**The exercise:** Would you return all of this data exactly, leaving nothing out?

Stored data:
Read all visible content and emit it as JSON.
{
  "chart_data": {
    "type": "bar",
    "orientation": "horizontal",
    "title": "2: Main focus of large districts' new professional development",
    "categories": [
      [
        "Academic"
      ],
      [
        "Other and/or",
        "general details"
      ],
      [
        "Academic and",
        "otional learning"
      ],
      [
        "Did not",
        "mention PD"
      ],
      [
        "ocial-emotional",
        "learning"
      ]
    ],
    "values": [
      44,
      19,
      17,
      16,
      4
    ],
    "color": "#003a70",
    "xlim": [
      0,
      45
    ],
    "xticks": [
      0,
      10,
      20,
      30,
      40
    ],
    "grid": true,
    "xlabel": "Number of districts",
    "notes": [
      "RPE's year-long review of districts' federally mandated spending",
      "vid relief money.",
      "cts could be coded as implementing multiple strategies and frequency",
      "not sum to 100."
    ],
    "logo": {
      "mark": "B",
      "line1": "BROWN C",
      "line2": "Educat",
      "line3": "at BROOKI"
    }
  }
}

**Task result:**
Read all visible content and emit it as JSON.
{
  "chart_data": {
    "type": "bar",
    "orientation": "horizontal",
    "title": "2: Main focus of large districts' new professional development",
    "categories": [
      [
        "Academic"
      ],
      [
        "Other and/or",
        "general details"
      ],
      [
        "Academic and",
        "otional learning"
      ],
      [
        "Did not",
        "mention PD"
      ],
      [
        "ocial-emotional",
        "learning"
      ]
    ],
    "values": [
      44,
      19,
      17,
      16,
      4
    ],
    "color": "#003a70",
    "xlim": [
      0,
      45
    ],
    "xticks": [
      0,
      10,
      20,
      30,
      40
    ],
    "grid": true,
    "xlabel": "Number of districts",
    "notes": [
      "RPE's year-long review of districts' federally mandated spending",
      "vid relief money.",
      "cts could be coded as implementing multiple strategies and frequency",
      "not sum to 100."
    ],
    "logo": {
      "mark": "B",
      "line1": "BROWN C",
      "line2": "Educat",
      "line3": "at BROOKI"
    }
  }
}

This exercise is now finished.